▼▼▼

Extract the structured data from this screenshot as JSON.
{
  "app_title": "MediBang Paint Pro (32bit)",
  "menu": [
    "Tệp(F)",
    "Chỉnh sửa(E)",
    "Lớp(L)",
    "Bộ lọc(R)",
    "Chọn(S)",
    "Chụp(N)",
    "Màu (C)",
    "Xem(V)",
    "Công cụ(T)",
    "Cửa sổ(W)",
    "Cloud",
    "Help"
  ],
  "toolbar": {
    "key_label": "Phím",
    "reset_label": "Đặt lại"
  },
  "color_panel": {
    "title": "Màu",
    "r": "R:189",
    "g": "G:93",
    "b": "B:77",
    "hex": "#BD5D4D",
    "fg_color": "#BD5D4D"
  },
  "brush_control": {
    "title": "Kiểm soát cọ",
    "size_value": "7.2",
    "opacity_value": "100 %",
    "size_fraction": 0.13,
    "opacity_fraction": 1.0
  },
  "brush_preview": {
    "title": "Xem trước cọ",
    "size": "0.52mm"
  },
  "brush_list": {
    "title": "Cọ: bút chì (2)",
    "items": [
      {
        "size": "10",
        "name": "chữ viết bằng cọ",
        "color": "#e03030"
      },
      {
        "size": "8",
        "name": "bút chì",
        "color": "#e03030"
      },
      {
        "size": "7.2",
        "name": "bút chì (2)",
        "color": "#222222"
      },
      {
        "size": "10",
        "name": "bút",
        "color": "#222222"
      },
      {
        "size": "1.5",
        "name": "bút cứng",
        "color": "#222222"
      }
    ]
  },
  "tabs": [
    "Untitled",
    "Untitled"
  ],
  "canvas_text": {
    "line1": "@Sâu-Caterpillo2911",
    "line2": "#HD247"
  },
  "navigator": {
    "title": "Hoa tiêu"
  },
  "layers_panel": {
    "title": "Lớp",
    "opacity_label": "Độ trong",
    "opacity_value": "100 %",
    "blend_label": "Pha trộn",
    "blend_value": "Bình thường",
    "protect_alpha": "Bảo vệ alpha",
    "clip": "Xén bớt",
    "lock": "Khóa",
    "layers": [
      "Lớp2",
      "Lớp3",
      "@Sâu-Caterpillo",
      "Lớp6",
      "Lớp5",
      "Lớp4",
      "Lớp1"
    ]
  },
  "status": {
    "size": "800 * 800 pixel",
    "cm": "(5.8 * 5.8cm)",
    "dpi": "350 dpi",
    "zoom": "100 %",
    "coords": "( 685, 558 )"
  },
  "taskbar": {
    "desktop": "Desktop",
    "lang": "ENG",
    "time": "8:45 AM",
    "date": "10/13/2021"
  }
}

▲▲▲

* Task details
Your task is to reproduce all of the records exactly.

* Response for this exercise
Extract the structured data from this screenshot as JSON.
{
  "app_title": "MediBang Paint Pro (32bit)",
  "menu": [
    "Tệp(F)",
    "Chỉnh sửa(E)",
    "Lớp(L)",
    "Bộ lọc(R)",
    "Chọn(S)",
    "Chụp(N)",
    "Màu (C)",
    "Xem(V)",
    "Công cụ(T)",
    "Cửa sổ(W)",
    "Cloud",
    "Help"
  ],
  "toolbar": {
    "key_label": "Phím",
    "reset_label": "Đặt lại"
  },
  "color_panel": {
    "title": "Màu",
    "r": "R:189",
    "g": "G:93",
    "b": "B:77",
    "hex": "#BD5D4D",
    "fg_color": "#BD5D4D"
  },
  "brush_control": {
    "title": "Kiểm soát cọ",
    "size_value": "7.2",
    "opacity_value": "100 %",
    "size_fraction": 0.13,
    "opacity_fraction": 1.0
  },
  "brush_preview": {
    "title": "Xem trước cọ",
    "size": "0.52mm"
  },
  "brush_list": {
    "title": "Cọ: bút chì (2)",
    "items": [
      {
        "size": "10",
        "name": "chữ viết bằng cọ",
        "color": "#e03030"
      },
      {
        "size": "8",
        "name": "bút chì",
        "color": "#e03030"
      },
      {
        "size": "7.2",
        "name": "bút chì (2)",
        "color": "#222222"
      },
      {
        "size": "10",
        "name": "bút",
        "color": "#222222"
      },
      {
        "size": "1.5",
        "name": "bút cứng",
        "color": "#222222"
      }
    ]
  },
  "tabs": [
    "Untitled",
    "Untitled"
  ],
  "canvas_text": {
    "line1": "@Sâu-Caterpillo2911",
    "line2": "#HD247"
  },
  "navigator": {
    "title": "Hoa tiêu"
  },
  "layers_panel": {
    "title": "Lớp",
    "opacity_label": "Độ trong",
    "opacity_value": "100 %",
    "blend_label": "Pha trộn",
    "blend_value": "Bình thường",
    "protect_alpha": "Bảo vệ alpha",
    "clip": "Xén bớt",
    "lock": "Khóa",
    "layers": [
      "Lớp2",
      "Lớp3",
      "@Sâu-Caterpillo",
      "Lớp6",
      "Lớp5",
      "Lớp4",
      "Lớp1"
    ]
  },
  "status": {
    "size": "800 * 800 pixel",
    "cm": "(5.8 * 5.8cm)",
    "dpi": "350 dpi",
    "zoom": "100 %",
    "coords": "( 685, 558 )"
  },
  "taskbar": {
    "desktop": "Desktop",
    "lang": "ENG",
    "time": "8:45 AM",
    "date": "10/13/2021"
  }
}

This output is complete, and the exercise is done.